* **WHAT TO DO**:
Restate each of the lines below word for word and drop every picture.

* **DATA**:
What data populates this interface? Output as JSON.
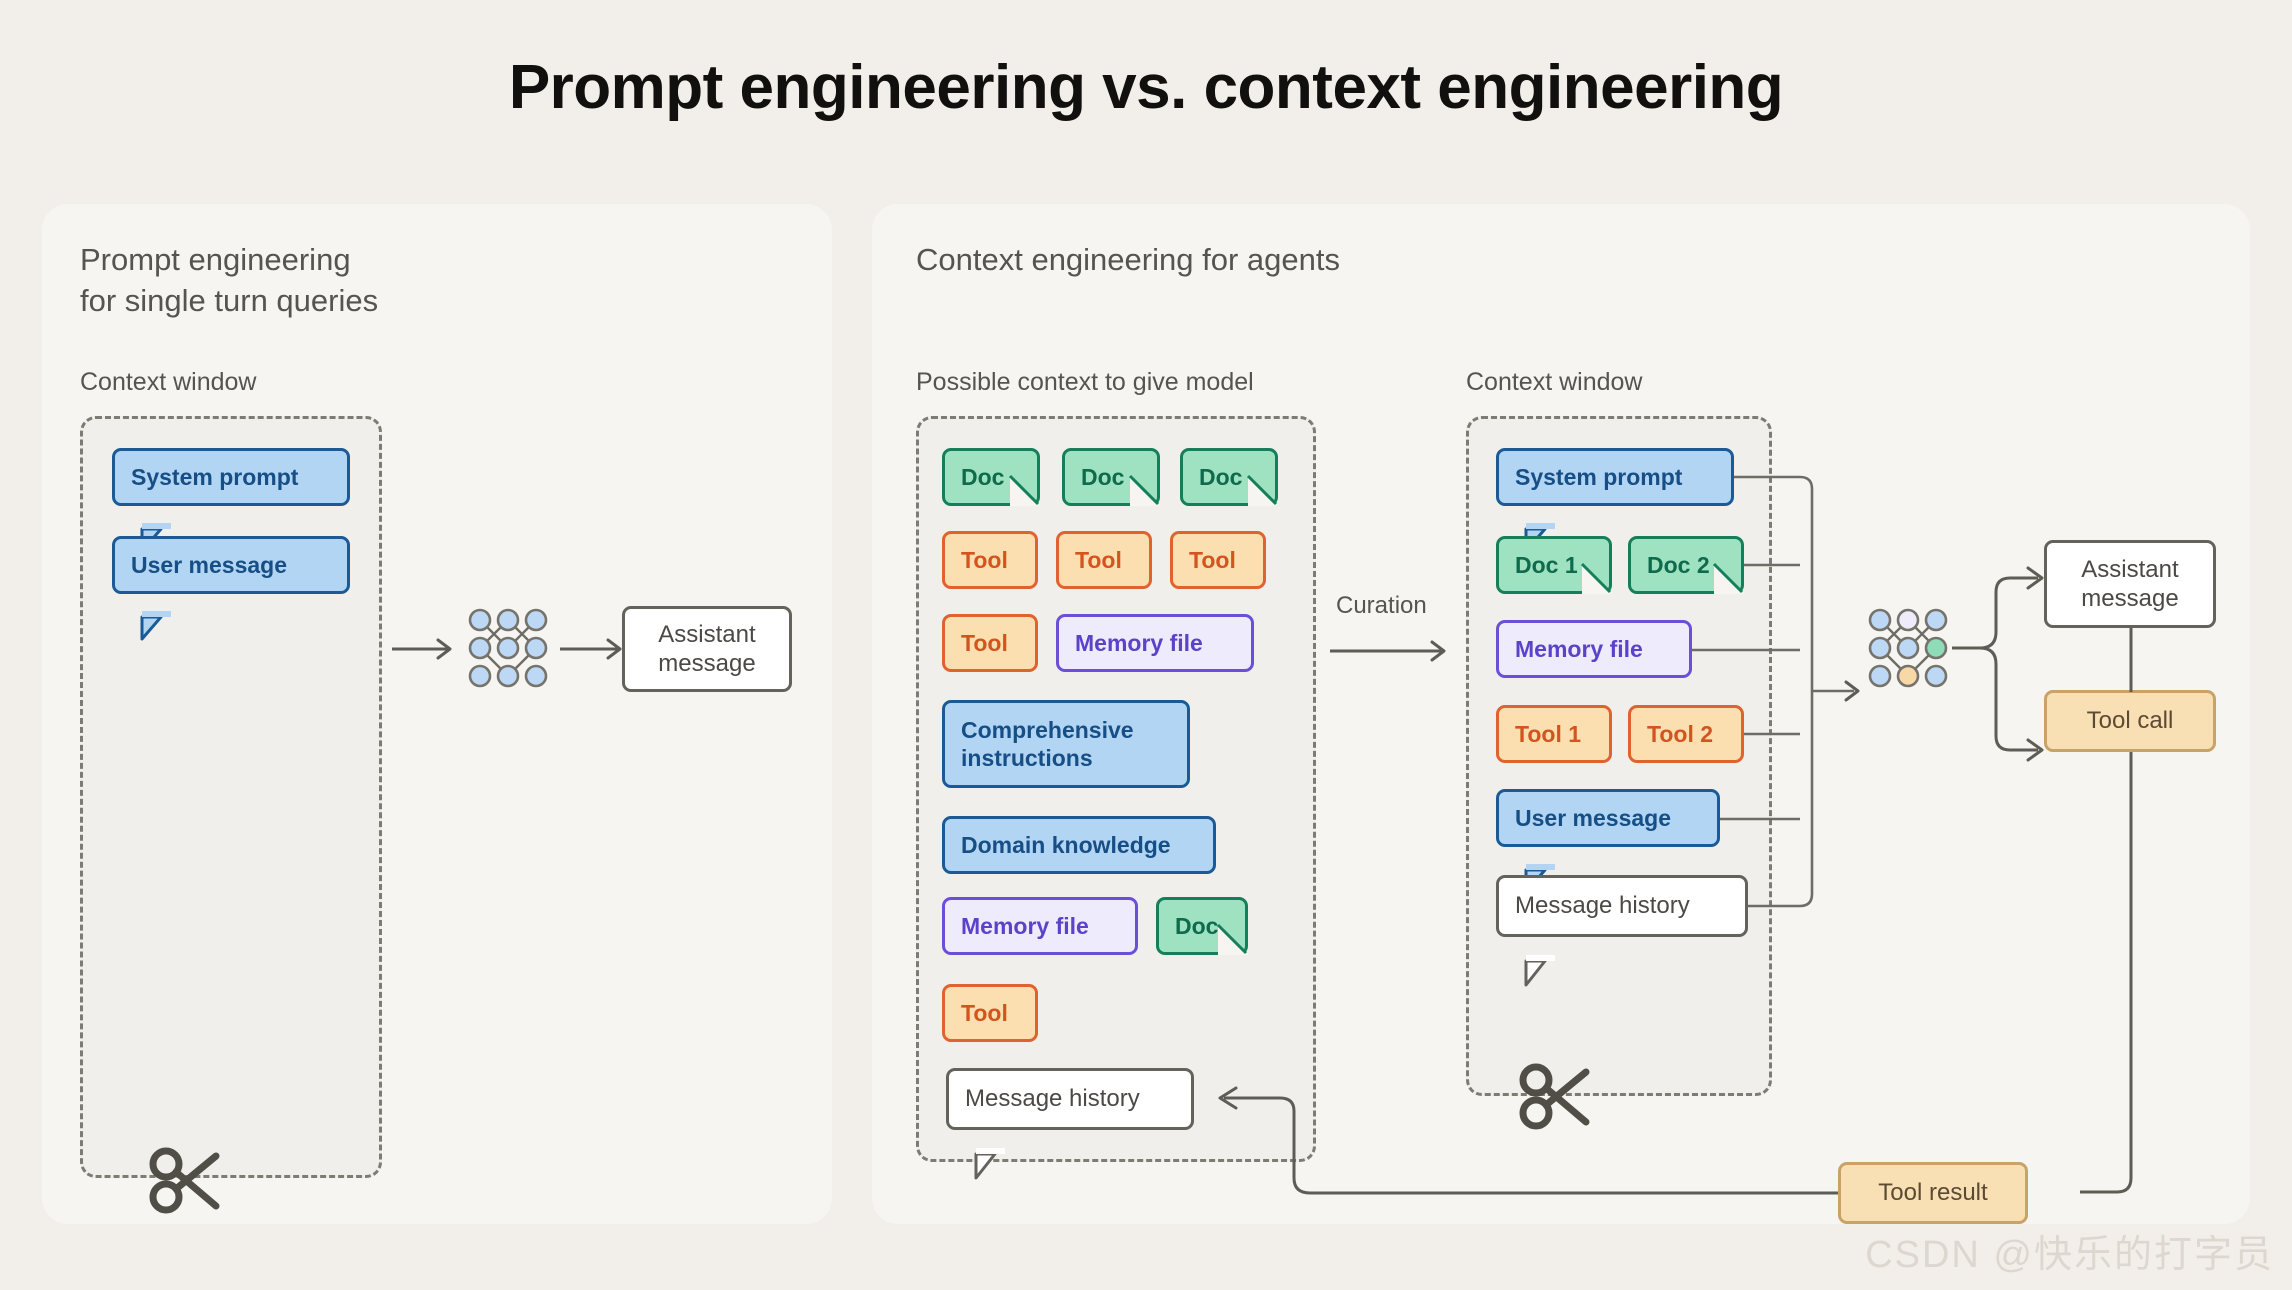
{
  "page": {
    "title": "Prompt engineering vs. context engineering",
    "background_color": "#F2EFEA",
    "watermark": "CSDN @快乐的打字员"
  },
  "colors": {
    "panel_bg": "#F7F5F1",
    "blue_fill": "#B3D5F4",
    "blue_border": "#1A5B97",
    "green_fill": "#9FE2C2",
    "green_border": "#157F5B",
    "orange_fill": "#FBDFB0",
    "orange_border": "#E0622E",
    "purple_fill": "#EEEBFD",
    "purple_border": "#6B4FD8",
    "tan_fill": "#F8DFB4",
    "tan_border": "#C9A267",
    "neutral_border": "#64625B",
    "dashed_border": "#7D7B72"
  },
  "left_panel": {
    "heading": "Prompt engineering\nfor single turn queries",
    "context_window_label": "Context window",
    "items": [
      {
        "label": "System prompt",
        "type": "blue-bubble"
      },
      {
        "label": "User message",
        "type": "blue-bubble"
      }
    ],
    "output": {
      "label": "Assistant\nmessage",
      "type": "plain-box"
    },
    "model_icon": "neural-network-icon",
    "scissors_icon": "scissors-icon"
  },
  "right_panel": {
    "heading": "Context engineering for agents",
    "possible_context_label": "Possible context to give model",
    "context_window_label": "Context window",
    "curation_label": "Curation",
    "possible_context_items": [
      {
        "label": "Doc",
        "type": "doc"
      },
      {
        "label": "Doc",
        "type": "doc"
      },
      {
        "label": "Doc",
        "type": "doc"
      },
      {
        "label": "Tool",
        "type": "tool"
      },
      {
        "label": "Tool",
        "type": "tool"
      },
      {
        "label": "Tool",
        "type": "tool"
      },
      {
        "label": "Tool",
        "type": "tool"
      },
      {
        "label": "Memory file",
        "type": "memory"
      },
      {
        "label": "Comprehensive\ninstructions",
        "type": "blue"
      },
      {
        "label": "Domain knowledge",
        "type": "blue"
      },
      {
        "label": "Memory file",
        "type": "memory"
      },
      {
        "label": "Doc",
        "type": "doc"
      },
      {
        "label": "Tool",
        "type": "tool"
      },
      {
        "label": "Message history",
        "type": "plain-bubble"
      }
    ],
    "context_window_items": [
      {
        "label": "System prompt",
        "type": "blue-bubble"
      },
      {
        "label": "Doc 1",
        "type": "doc"
      },
      {
        "label": "Doc 2",
        "type": "doc"
      },
      {
        "label": "Memory file",
        "type": "memory"
      },
      {
        "label": "Tool 1",
        "type": "tool"
      },
      {
        "label": "Tool 2",
        "type": "tool"
      },
      {
        "label": "User message",
        "type": "blue-bubble"
      },
      {
        "label": "Message history",
        "type": "plain-bubble"
      }
    ],
    "model_icon": "neural-network-icon",
    "outputs": [
      {
        "label": "Assistant\nmessage",
        "type": "plain-box"
      },
      {
        "label": "Tool call",
        "type": "tan-box"
      }
    ],
    "feedback": {
      "label": "Tool result",
      "type": "tan-box"
    },
    "scissors_icon": "scissors-icon"
  }
}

* **ANSWER IN FULL**:
What data populates this interface? Output as JSON.
{
  "page": {
    "title": "Prompt engineering vs. context engineering",
    "background_color": "#F2EFEA",
    "watermark": "CSDN @快乐的打字员"
  },
  "colors": {
    "panel_bg": "#F7F5F1",
    "blue_fill": "#B3D5F4",
    "blue_border": "#1A5B97",
    "green_fill": "#9FE2C2",
    "green_border": "#157F5B",
    "orange_fill": "#FBDFB0",
    "orange_border": "#E0622E",
    "purple_fill": "#EEEBFD",
    "purple_border": "#6B4FD8",
    "tan_fill": "#F8DFB4",
    "tan_border": "#C9A267",
    "neutral_border": "#64625B",
    "dashed_border": "#7D7B72"
  },
  "left_panel": {
    "heading": "Prompt engineering\nfor single turn queries",
    "context_window_label": "Context window",
    "items": [
      {
        "label": "System prompt",
        "type": "blue-bubble"
      },
      {
        "label": "User message",
        "type": "blue-bubble"
      }
    ],
    "output": {
      "label": "Assistant\nmessage",
      "type": "plain-box"
    },
    "model_icon": "neural-network-icon",
    "scissors_icon": "scissors-icon"
  },
  "right_panel": {
    "heading": "Context engineering for agents",
    "possible_context_label": "Possible context to give model",
    "context_window_label": "Context window",
    "curation_label": "Curation",
    "possible_context_items": [
      {
        "label": "Doc",
        "type": "doc"
      },
      {
        "label": "Doc",
        "type": "doc"
      },
      {
        "label": "Doc",
        "type": "doc"
      },
      {
        "label": "Tool",
        "type": "tool"
      },
      {
        "label": "Tool",
        "type": "tool"
      },
      {
        "label": "Tool",
        "type": "tool"
      },
      {
        "label": "Tool",
        "type": "tool"
      },
      {
        "label": "Memory file",
        "type": "memory"
      },
      {
        "label": "Comprehensive\ninstructions",
        "type": "blue"
      },
      {
        "label": "Domain knowledge",
        "type": "blue"
      },
      {
        "label": "Memory file",
        "type": "memory"
      },
      {
        "label": "Doc",
        "type": "doc"
      },
      {
        "label": "Tool",
        "type": "tool"
      },
      {
        "label": "Message history",
        "type": "plain-bubble"
      }
    ],
    "context_window_items": [
      {
        "label": "System prompt",
        "type": "blue-bubble"
      },
      {
        "label": "Doc 1",
        "type": "doc"
      },
      {
        "label": "Doc 2",
        "type": "doc"
      },
      {
        "label": "Memory file",
        "type": "memory"
      },
      {
        "label": "Tool 1",
        "type": "tool"
      },
      {
        "label": "Tool 2",
        "type": "tool"
      },
      {
        "label": "User message",
        "type": "blue-bubble"
      },
      {
        "label": "Message history",
        "type": "plain-bubble"
      }
    ],
    "model_icon": "neural-network-icon",
    "outputs": [
      {
        "label": "Assistant\nmessage",
        "type": "plain-box"
      },
      {
        "label": "Tool call",
        "type": "tan-box"
      }
    ],
    "feedback": {
      "label": "Tool result",
      "type": "tan-box"
    },
    "scissors_icon": "scissors-icon"
  }
}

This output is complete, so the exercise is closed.